An exact copy of the records is required, minus the pictures they hold.

(Recorded data)
——————————

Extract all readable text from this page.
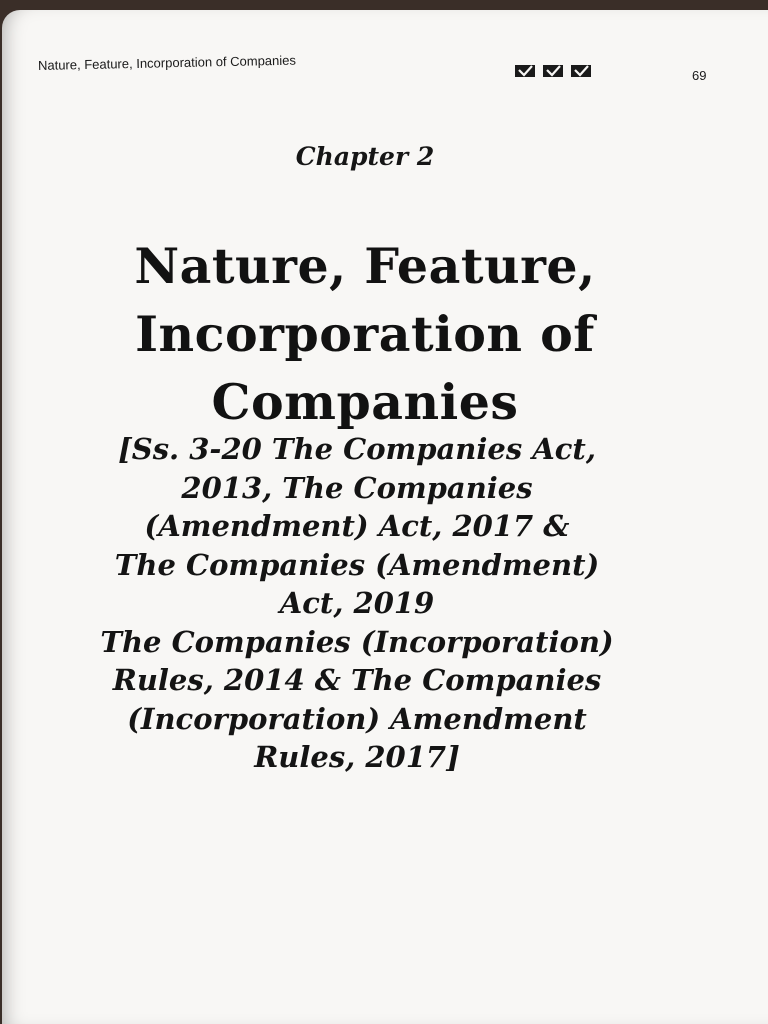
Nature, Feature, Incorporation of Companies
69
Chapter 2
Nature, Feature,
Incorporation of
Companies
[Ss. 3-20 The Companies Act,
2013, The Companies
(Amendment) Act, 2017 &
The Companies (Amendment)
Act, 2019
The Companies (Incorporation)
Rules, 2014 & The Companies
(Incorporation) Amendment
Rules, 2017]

——————————

◆ SOLUTION TO THE EXERCISE ◆
Extract all readable text from this page.
Nature, Feature, Incorporation of Companies
69
Chapter 2
Nature, Feature,
Incorporation of
Companies
[Ss. 3-20 The Companies Act,
2013, The Companies
(Amendment) Act, 2017 &
The Companies (Amendment)
Act, 2019
The Companies (Incorporation)
Rules, 2014 & The Companies
(Incorporation) Amendment
Rules, 2017]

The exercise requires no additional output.